Dataset records
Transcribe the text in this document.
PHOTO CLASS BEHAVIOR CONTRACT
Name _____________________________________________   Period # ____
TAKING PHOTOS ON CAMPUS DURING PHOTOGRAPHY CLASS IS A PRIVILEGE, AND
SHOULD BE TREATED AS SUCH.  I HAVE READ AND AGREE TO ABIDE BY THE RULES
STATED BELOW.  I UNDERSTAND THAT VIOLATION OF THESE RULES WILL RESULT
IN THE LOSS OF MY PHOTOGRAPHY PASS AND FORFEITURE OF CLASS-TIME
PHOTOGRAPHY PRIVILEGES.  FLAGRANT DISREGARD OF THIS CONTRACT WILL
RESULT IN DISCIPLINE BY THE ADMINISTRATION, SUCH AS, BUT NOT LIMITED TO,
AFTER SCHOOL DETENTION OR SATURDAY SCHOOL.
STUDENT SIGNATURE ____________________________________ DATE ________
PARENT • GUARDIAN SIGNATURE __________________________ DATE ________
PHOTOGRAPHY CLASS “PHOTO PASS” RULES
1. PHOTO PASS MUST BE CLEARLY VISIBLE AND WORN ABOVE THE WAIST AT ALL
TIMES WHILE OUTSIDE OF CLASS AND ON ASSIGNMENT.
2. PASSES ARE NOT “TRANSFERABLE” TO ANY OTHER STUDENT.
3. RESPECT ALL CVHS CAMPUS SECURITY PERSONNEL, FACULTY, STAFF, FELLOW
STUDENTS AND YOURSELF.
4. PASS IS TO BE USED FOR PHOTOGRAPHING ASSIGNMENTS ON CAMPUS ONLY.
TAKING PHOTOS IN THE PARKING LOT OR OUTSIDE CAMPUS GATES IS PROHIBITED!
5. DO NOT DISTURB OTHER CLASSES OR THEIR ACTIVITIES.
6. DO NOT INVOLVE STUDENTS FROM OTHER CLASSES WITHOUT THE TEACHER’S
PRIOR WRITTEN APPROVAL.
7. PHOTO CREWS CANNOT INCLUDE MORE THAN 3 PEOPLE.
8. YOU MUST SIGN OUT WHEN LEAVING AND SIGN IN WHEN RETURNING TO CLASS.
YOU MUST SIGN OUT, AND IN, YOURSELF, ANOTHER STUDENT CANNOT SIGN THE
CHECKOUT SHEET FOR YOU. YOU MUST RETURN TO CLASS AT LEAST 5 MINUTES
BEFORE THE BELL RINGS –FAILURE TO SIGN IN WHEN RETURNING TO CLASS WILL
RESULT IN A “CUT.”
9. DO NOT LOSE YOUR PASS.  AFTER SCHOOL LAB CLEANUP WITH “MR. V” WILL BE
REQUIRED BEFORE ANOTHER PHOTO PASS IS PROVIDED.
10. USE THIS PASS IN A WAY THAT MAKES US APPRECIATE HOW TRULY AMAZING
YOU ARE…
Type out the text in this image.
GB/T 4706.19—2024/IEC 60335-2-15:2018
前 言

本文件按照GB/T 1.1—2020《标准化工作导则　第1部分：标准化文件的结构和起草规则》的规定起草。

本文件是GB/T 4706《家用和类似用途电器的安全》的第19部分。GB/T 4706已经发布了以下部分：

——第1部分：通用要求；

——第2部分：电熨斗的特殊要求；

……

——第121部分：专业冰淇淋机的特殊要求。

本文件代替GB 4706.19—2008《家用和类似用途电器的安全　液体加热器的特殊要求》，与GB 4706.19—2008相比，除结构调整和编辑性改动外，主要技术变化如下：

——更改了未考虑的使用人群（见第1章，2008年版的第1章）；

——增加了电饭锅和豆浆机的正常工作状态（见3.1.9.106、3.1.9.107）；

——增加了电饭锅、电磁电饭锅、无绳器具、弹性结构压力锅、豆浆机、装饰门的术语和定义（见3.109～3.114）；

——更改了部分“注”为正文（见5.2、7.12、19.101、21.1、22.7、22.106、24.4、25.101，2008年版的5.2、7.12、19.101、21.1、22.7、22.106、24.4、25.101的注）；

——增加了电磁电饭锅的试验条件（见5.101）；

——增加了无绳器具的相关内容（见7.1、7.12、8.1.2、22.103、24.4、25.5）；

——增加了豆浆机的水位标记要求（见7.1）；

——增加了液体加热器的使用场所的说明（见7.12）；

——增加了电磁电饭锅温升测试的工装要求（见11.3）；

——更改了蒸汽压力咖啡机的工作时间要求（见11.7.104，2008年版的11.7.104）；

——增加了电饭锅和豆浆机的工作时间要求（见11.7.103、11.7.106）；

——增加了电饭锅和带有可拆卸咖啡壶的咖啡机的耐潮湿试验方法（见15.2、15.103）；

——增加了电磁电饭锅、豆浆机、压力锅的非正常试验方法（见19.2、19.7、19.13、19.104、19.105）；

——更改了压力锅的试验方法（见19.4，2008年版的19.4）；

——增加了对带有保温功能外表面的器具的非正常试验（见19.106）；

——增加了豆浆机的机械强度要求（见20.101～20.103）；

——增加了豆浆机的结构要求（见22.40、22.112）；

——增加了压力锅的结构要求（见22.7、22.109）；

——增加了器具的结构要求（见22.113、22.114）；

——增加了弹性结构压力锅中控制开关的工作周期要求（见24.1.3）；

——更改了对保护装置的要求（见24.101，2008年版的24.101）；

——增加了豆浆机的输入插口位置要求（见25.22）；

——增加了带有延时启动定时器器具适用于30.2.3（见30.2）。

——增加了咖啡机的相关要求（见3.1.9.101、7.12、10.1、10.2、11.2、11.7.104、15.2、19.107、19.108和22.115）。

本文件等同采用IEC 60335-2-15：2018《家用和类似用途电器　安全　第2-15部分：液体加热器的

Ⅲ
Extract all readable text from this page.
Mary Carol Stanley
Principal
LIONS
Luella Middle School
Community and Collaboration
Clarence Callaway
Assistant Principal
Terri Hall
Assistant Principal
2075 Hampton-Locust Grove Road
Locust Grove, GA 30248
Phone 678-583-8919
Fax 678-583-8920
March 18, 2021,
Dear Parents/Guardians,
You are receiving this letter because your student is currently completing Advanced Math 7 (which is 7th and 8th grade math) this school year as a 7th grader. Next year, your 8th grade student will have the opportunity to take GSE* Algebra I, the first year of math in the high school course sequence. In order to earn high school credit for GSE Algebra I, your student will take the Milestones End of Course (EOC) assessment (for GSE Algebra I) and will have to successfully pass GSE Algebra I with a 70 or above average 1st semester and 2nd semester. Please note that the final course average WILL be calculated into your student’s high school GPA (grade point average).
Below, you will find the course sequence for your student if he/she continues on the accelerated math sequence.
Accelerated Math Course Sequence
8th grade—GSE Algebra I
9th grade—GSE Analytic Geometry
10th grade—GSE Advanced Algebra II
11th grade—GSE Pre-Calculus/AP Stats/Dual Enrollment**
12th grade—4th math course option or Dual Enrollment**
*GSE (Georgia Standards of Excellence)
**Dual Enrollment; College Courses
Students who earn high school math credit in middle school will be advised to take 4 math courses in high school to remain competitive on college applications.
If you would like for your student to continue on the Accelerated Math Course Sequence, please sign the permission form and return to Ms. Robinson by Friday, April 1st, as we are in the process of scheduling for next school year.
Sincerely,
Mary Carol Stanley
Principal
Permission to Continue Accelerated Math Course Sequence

Instructions for the task
Pull out every line in the material above where "CONTRACT" occurs.

Response
PHOTO CLASS BEHAVIOR CONTRACT
PHOTOGRAPHY PRIVILEGES.  FLAGRANT DISREGARD OF THIS CONTRACT WILL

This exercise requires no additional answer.